**DOCUMENT SEGMENT**
___

This is my first time using mongodb with php and I have a register and a login form . When a user registers I succesfully hash his password using password_hash() php function and insert it in a mongodb collection . However when I login and insert a password I want to check if inserted password corresponds to a hashed password in the collection using password_verify()
I cannot find the correct syntax to iterate through the collection and check if a hashed password matches with the given password when I login .
My code :
<?php
require '../vendor/autoload.php';
$m = new MongoDBClient("mongodb://127.0.0.1/");
$db = $m ->ECommerce;
$collection = $db->users;
if($_POST){
$uname = $_POST['uname'];
$pwd = $_POST['pwd'];
//which is the second argument here ? I want to add the database password as argument
$cursor = $collection->find(array('password'=> password_verify($pwd ,...) ));
foreach ($cursor as $doc){
echo $doc["firstName"];
}
}
?>
Advertisement
Answer
If you like to use the password_verify() function then I guess you have to run it like this:
$cursor = $collection->find(array('username' => $uname ));
foreach ($cursor as $doc){
if ( password_verify($pwd, $doc["password"]) ) {
echo $doc["firstName"];
}
}
Or with a single query:
$cursor = $collection->find(array('username' => $uname, 'password' => password_hash($pwd) ));

___

**RECORDED INFORMATION**

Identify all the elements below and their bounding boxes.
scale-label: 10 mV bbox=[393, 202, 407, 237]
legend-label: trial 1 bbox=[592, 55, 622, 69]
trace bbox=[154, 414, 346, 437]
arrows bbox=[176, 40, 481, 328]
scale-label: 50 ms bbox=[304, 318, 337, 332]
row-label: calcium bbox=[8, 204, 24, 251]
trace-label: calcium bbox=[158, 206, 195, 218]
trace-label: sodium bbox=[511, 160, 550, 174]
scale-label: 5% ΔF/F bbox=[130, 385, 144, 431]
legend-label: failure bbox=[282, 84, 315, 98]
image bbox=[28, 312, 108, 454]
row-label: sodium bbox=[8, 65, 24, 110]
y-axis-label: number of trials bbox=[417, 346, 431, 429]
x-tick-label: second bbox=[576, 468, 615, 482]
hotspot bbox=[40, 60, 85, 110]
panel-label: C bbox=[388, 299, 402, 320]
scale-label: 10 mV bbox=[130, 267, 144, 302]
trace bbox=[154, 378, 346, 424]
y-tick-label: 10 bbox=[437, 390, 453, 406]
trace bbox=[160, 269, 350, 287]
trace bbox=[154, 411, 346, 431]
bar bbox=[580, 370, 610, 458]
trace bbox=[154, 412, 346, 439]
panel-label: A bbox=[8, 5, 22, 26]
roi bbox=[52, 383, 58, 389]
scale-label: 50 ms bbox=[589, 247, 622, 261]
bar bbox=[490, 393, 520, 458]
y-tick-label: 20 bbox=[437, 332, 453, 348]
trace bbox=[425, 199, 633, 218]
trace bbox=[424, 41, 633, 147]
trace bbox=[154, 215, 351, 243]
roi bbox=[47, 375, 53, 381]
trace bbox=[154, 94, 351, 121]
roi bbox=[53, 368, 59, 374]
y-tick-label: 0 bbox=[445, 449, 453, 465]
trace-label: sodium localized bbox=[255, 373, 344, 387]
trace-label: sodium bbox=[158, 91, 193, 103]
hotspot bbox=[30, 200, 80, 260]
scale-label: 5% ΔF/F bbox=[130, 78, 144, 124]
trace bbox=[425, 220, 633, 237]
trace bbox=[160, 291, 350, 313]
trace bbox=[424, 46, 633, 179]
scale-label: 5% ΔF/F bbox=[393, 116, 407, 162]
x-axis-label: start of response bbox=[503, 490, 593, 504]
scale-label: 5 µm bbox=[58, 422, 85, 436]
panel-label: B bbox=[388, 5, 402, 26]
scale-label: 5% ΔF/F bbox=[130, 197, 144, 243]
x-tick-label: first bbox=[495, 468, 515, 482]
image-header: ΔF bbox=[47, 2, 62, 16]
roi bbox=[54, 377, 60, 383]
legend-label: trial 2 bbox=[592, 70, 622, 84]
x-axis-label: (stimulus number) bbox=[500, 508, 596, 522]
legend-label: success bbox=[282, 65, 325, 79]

___

**EXERCISE DETAILS**
Condense the paragraph of the forum thread that begins "This is my first time using mongodb" into a shorter version that keeps its main facts.

**RESULT**
New to MongoDB with PHP, the writer has a register form and a login form. On registration, the password is hashed with password_hash() and stored in a MongoDB collection. On login, the writer wants password_verify() to check whether the entered password matches a hashed password in the collection.